## Collected data entries
=======

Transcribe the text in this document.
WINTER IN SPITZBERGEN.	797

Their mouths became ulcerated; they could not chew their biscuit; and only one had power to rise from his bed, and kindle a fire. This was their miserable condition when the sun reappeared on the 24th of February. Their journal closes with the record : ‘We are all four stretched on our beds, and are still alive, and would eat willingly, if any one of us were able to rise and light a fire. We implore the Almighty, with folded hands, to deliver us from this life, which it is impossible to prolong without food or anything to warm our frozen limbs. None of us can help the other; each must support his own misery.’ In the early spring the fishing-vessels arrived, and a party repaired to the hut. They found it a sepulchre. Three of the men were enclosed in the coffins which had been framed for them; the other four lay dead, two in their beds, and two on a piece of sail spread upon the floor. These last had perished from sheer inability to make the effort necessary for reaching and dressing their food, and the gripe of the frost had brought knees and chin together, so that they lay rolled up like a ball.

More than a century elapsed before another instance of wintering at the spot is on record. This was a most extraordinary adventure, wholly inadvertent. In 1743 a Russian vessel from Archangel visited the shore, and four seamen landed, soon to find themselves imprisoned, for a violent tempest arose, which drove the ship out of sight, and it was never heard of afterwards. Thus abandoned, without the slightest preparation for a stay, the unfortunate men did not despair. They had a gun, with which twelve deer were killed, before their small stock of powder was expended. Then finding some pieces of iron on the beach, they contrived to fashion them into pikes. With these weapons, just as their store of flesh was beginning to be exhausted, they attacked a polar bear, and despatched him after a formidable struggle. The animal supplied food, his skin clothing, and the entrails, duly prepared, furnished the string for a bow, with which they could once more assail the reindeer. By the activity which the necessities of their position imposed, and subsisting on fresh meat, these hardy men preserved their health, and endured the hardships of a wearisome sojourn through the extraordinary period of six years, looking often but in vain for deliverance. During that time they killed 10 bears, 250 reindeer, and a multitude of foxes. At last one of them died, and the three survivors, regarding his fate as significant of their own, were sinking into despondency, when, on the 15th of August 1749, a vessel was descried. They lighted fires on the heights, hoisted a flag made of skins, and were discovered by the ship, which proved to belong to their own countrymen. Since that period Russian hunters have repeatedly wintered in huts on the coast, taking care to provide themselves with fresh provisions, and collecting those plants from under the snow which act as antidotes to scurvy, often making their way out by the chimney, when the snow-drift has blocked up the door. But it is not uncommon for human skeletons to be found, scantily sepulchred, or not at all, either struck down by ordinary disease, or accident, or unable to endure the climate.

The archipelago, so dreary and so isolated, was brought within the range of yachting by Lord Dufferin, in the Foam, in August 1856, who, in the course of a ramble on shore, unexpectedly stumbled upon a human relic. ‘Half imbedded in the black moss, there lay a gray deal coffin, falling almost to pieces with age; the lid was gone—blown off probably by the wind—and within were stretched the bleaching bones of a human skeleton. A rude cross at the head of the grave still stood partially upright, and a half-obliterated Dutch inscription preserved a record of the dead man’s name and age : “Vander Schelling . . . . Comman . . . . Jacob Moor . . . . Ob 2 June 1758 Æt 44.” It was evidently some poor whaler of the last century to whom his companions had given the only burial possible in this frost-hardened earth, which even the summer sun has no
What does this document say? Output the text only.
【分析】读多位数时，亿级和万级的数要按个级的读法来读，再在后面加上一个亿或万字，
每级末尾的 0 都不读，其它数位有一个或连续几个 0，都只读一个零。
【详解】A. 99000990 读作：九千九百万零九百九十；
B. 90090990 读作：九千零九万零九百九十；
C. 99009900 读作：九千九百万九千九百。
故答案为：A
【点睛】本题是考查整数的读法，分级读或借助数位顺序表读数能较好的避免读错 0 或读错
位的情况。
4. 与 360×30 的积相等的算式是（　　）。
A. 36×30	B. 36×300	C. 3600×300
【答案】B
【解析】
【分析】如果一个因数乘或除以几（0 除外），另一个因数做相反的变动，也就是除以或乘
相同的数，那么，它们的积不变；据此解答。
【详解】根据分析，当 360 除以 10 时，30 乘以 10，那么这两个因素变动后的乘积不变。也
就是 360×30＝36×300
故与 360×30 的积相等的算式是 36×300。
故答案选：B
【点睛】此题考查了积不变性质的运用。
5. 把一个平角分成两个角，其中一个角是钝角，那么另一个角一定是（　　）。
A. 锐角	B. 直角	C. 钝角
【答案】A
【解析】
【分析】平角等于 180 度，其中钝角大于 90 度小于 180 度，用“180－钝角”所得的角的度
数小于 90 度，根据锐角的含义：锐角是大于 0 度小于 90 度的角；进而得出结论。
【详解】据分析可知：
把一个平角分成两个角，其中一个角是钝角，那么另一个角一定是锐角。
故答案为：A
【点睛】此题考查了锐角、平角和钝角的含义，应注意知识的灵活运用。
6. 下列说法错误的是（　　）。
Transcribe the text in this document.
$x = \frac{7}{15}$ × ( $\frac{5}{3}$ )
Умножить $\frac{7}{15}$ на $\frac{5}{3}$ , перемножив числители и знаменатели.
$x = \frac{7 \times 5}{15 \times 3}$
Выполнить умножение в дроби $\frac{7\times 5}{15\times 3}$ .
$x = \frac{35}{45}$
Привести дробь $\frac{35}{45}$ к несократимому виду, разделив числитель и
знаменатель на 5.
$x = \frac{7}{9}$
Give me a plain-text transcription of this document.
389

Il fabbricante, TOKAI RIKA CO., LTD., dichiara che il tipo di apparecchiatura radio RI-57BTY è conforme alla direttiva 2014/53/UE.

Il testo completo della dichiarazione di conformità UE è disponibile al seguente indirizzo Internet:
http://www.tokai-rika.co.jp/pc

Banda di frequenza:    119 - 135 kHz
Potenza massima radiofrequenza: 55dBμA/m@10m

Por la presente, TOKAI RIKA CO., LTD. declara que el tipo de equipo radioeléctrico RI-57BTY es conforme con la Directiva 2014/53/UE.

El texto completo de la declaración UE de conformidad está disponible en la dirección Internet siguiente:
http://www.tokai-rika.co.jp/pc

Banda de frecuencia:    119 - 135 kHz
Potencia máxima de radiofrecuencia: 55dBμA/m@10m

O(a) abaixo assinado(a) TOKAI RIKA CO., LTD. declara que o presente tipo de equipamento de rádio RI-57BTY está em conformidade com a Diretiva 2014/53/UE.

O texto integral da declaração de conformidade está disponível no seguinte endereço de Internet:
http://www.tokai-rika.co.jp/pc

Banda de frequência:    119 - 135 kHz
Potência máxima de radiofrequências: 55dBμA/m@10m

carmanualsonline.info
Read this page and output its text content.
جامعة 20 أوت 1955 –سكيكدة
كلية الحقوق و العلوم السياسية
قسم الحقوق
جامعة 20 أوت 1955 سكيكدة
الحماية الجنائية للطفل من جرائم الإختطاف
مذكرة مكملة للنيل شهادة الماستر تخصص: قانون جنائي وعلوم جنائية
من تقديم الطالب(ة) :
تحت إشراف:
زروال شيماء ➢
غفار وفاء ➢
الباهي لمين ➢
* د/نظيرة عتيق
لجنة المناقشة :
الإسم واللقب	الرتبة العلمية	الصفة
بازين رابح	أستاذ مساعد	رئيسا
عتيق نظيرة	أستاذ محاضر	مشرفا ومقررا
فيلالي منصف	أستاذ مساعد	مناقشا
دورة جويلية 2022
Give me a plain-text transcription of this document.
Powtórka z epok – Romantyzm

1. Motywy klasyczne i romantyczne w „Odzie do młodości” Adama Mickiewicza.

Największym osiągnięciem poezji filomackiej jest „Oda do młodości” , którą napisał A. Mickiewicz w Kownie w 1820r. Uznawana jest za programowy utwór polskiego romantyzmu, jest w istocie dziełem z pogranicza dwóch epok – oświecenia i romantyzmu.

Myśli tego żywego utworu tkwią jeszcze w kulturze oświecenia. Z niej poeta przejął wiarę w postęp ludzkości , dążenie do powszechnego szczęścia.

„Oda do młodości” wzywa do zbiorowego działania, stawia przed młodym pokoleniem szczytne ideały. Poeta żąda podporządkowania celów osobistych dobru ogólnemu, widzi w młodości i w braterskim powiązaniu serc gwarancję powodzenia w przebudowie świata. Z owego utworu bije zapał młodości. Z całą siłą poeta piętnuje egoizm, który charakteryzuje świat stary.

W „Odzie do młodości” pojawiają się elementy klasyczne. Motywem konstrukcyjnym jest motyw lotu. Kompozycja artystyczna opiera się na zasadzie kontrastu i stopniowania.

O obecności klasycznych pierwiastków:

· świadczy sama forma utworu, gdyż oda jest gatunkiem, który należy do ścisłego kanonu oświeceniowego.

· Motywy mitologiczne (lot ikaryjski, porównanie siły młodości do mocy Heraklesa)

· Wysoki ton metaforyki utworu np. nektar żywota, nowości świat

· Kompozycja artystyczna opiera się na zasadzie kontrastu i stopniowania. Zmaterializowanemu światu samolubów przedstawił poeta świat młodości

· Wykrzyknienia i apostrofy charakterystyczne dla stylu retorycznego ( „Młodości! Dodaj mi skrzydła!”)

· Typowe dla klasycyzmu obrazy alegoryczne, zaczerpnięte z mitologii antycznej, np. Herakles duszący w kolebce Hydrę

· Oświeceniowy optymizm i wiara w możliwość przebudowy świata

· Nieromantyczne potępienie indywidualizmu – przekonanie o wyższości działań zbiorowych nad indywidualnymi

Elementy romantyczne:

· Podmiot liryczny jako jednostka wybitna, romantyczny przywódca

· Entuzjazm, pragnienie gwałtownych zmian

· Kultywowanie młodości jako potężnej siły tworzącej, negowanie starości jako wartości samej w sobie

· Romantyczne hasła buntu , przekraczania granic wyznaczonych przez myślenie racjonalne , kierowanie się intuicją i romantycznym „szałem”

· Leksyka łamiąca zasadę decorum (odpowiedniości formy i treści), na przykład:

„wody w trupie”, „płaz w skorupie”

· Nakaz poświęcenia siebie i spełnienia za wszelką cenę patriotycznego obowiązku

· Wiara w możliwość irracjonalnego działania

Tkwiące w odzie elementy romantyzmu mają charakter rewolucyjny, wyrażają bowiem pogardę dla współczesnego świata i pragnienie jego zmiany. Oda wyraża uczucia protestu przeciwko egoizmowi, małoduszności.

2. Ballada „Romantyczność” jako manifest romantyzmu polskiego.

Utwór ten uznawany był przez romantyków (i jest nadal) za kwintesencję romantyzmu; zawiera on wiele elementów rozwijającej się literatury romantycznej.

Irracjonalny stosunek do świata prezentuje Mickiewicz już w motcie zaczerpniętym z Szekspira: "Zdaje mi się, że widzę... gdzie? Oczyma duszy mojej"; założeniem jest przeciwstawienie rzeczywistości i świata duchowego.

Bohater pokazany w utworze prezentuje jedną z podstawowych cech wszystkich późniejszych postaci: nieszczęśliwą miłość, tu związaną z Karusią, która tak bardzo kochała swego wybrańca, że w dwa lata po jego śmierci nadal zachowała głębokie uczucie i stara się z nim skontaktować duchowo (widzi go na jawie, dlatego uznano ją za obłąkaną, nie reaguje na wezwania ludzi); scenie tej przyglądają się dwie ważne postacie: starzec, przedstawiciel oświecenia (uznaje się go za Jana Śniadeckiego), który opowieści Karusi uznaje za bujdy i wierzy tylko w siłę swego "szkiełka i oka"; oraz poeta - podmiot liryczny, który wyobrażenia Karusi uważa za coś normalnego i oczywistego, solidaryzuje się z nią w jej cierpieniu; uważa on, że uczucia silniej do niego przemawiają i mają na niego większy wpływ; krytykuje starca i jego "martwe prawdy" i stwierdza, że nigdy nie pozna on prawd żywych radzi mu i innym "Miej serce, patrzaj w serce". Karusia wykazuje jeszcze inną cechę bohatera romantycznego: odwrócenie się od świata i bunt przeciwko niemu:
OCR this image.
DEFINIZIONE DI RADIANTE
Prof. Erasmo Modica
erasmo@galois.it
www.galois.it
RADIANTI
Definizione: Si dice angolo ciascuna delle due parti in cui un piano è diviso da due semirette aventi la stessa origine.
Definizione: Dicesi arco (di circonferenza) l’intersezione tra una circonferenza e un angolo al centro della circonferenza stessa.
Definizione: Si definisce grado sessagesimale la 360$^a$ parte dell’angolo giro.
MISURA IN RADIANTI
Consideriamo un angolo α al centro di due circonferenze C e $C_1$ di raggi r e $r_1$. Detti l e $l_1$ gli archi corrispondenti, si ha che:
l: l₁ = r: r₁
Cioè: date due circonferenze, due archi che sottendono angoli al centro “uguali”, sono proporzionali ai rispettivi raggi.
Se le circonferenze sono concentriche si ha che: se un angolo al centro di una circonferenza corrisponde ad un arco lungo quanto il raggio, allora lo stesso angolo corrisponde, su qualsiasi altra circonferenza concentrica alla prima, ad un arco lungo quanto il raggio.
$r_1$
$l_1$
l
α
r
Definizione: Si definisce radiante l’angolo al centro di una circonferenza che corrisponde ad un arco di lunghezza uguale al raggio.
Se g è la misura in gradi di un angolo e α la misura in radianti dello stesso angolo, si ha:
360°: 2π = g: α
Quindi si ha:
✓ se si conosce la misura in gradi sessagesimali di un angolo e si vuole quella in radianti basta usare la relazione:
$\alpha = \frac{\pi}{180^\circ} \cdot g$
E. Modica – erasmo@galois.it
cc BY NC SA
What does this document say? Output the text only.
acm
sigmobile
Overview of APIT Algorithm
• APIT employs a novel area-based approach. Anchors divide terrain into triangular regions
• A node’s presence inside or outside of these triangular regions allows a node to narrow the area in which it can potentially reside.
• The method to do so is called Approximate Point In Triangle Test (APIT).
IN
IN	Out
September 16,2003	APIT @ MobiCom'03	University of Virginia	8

=======

## Problem description
Return, from the data, each line that has the word "frac" in it.

## Solution for this exercise
$x = \frac{7}{15}$ × ( $\frac{5}{3}$ )
Умножить $\frac{7}{15}$ на $\frac{5}{3}$ , перемножив числители и знаменатели.
$x = \frac{7 \times 5}{15 \times 3}$
Выполнить умножение в дроби $\frac{7\times 5}{15\times 3}$ .
$x = \frac{35}{45}$
Привести дробь $\frac{35}{45}$ к несократимому виду, разделив числитель и
$x = \frac{7}{9}$
$\alpha = \frac{\pi}{180^\circ} \cdot g$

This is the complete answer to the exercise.